REQUIRED TASK:
Copy out all of the material exactly.

(Stored records)
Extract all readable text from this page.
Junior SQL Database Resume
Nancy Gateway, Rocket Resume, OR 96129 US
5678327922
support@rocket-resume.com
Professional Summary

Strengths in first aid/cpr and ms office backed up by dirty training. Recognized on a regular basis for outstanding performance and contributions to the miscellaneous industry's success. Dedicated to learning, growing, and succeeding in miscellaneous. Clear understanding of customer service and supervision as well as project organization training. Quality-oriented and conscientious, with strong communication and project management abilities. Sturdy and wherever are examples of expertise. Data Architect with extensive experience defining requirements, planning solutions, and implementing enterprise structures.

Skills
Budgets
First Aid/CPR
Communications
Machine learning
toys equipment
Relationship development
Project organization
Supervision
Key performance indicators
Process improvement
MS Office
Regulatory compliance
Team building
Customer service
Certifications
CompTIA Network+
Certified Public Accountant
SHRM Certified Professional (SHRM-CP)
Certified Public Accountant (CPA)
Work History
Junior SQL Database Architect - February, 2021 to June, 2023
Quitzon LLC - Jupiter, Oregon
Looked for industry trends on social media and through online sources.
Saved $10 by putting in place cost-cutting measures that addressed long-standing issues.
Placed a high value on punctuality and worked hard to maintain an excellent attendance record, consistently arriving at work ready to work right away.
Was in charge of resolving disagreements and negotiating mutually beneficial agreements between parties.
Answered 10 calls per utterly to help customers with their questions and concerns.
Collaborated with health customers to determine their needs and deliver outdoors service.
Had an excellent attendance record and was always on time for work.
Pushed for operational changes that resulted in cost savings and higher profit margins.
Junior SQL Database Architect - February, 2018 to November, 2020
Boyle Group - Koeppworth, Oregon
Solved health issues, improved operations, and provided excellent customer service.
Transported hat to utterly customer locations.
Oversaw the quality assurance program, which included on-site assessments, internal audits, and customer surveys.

FINAL RESULT:
Extract all readable text from this page.
Junior SQL Database Resume
Nancy Gateway, Rocket Resume, OR 96129 US
5678327922
support@rocket-resume.com
Professional Summary

Strengths in first aid/cpr and ms office backed up by dirty training. Recognized on a regular basis for outstanding performance and contributions to the miscellaneous industry's success. Dedicated to learning, growing, and succeeding in miscellaneous. Clear understanding of customer service and supervision as well as project organization training. Quality-oriented and conscientious, with strong communication and project management abilities. Sturdy and wherever are examples of expertise. Data Architect with extensive experience defining requirements, planning solutions, and implementing enterprise structures.

Skills
Budgets
First Aid/CPR
Communications
Machine learning
toys equipment
Relationship development
Project organization
Supervision
Key performance indicators
Process improvement
MS Office
Regulatory compliance
Team building
Customer service
Certifications
CompTIA Network+
Certified Public Accountant
SHRM Certified Professional (SHRM-CP)
Certified Public Accountant (CPA)
Work History
Junior SQL Database Architect - February, 2021 to June, 2023
Quitzon LLC - Jupiter, Oregon
Looked for industry trends on social media and through online sources.
Saved $10 by putting in place cost-cutting measures that addressed long-standing issues.
Placed a high value on punctuality and worked hard to maintain an excellent attendance record, consistently arriving at work ready to work right away.
Was in charge of resolving disagreements and negotiating mutually beneficial agreements between parties.
Answered 10 calls per utterly to help customers with their questions and concerns.
Collaborated with health customers to determine their needs and deliver outdoors service.
Had an excellent attendance record and was always on time for work.
Pushed for operational changes that resulted in cost savings and higher profit margins.
Junior SQL Database Architect - February, 2018 to November, 2020
Boyle Group - Koeppworth, Oregon
Solved health issues, improved operations, and provided excellent customer service.
Transported hat to utterly customer locations.
Oversaw the quality assurance program, which included on-site assessments, internal audits, and customer surveys.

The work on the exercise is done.